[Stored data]
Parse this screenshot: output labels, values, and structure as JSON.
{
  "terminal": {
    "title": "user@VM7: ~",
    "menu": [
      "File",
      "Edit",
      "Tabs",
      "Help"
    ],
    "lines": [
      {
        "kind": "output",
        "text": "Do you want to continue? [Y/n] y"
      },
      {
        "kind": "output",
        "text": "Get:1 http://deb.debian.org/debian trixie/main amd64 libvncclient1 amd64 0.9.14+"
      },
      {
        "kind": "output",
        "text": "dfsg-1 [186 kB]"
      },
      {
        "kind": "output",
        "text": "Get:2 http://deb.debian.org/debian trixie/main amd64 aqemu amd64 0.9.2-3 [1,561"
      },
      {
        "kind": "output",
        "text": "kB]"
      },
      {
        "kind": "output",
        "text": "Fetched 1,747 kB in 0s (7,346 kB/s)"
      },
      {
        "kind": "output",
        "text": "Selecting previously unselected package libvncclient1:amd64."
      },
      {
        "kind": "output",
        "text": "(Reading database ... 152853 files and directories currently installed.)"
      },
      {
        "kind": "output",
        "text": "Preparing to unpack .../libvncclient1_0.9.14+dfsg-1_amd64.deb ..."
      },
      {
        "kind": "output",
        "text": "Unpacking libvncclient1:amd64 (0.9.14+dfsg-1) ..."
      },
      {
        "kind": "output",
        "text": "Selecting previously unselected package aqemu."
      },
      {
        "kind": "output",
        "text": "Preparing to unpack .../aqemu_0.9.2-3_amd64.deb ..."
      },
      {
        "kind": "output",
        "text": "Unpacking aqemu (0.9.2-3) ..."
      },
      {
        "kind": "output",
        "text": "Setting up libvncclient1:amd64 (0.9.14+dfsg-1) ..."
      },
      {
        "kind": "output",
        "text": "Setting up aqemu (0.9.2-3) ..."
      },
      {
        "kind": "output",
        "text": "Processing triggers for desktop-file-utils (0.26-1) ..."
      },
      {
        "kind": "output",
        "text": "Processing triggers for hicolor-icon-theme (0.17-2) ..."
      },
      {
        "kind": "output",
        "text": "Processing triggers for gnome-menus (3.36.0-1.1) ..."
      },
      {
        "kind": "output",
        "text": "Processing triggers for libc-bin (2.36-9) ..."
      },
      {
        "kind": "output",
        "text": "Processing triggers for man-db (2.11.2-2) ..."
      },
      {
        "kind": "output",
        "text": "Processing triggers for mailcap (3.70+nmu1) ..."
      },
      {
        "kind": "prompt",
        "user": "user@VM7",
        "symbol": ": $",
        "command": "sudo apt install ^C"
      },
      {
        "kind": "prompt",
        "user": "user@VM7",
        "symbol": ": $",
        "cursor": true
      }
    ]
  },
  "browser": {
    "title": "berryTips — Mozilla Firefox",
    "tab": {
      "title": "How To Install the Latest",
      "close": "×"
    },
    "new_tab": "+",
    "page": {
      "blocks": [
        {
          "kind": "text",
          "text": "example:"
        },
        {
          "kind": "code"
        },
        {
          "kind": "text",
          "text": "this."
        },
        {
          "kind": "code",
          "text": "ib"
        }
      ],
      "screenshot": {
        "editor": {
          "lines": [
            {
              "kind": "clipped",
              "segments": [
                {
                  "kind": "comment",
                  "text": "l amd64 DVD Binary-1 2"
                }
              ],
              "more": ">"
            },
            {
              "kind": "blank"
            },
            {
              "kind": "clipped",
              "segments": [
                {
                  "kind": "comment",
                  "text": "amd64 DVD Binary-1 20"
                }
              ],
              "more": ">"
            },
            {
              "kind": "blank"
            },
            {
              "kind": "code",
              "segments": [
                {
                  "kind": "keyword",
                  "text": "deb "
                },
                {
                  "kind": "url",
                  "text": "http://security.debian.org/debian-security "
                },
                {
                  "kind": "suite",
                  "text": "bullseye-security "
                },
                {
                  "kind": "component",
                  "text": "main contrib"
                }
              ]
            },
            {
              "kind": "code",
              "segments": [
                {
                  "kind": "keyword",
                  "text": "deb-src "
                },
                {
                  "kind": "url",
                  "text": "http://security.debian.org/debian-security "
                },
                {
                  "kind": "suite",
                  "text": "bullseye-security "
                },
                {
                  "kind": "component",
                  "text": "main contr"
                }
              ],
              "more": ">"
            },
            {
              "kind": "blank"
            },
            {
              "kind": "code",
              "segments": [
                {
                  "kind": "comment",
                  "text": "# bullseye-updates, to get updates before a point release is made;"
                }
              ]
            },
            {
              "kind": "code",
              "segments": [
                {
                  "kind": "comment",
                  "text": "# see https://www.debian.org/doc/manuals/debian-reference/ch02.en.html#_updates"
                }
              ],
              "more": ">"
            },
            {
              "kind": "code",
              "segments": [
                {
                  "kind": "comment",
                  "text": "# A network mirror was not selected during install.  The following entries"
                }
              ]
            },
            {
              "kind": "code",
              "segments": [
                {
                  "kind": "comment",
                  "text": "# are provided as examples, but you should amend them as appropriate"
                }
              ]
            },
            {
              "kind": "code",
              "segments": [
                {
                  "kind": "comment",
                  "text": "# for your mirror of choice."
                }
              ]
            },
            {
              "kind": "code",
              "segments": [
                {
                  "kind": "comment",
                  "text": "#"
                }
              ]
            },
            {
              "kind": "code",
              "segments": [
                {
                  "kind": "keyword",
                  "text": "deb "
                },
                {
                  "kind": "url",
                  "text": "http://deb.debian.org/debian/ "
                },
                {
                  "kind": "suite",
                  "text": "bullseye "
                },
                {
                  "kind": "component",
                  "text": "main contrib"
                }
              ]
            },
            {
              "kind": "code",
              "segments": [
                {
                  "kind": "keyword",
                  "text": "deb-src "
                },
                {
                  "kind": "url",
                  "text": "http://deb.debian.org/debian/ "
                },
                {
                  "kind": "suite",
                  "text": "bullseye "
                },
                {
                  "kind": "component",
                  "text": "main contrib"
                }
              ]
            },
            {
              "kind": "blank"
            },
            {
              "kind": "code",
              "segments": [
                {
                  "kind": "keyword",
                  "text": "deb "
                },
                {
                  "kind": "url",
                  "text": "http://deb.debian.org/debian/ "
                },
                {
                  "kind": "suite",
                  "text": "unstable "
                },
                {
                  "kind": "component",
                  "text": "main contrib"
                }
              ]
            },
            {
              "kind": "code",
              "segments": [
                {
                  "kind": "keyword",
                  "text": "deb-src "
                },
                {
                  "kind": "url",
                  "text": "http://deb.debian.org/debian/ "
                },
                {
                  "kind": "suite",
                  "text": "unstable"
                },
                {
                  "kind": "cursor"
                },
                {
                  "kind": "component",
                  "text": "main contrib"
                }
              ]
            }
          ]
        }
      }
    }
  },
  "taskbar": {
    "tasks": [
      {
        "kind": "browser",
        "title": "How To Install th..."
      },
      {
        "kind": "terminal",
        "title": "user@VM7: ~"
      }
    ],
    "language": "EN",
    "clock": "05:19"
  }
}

§ Task objective: Gather up, from the records above, each line where the word "Preparing" appears.

§ Task answer:
        "text": "Preparing to unpack .../libvncclient1_0.9.14+dfsg-1_amd64.deb ..."
        "text": "Preparing to unpack .../aqemu_0.9.2-3_amd64.deb ..."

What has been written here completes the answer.